* begin Exercise input *
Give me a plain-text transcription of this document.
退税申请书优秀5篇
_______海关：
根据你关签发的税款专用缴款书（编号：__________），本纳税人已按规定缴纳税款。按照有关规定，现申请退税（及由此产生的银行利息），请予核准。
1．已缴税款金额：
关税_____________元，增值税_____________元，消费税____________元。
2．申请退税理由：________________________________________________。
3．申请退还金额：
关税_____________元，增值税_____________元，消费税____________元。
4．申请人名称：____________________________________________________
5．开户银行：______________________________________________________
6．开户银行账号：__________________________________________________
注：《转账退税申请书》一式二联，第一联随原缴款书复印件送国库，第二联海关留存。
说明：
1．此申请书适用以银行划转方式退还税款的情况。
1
* end Exercise input *
▶ [Exercise]
Copy out the full set of records precisely, leaving nothing out.

▶ [Exercise output]
Give me a plain-text transcription of this document.
退税申请书优秀5篇
_______海关：
根据你关签发的税款专用缴款书（编号：__________），本纳税人已按规定缴纳税款。按照有关规定，现申请退税（及由此产生的银行利息），请予核准。
1．已缴税款金额：
关税_____________元，增值税_____________元，消费税____________元。
2．申请退税理由：________________________________________________。
3．申请退还金额：
关税_____________元，增值税_____________元，消费税____________元。
4．申请人名称：____________________________________________________
5．开户银行：______________________________________________________
6．开户银行账号：__________________________________________________
注：《转账退税申请书》一式二联，第一联随原缴款书复印件送国库，第二联海关留存。
说明：
1．此申请书适用以银行划转方式退还税款的情况。
1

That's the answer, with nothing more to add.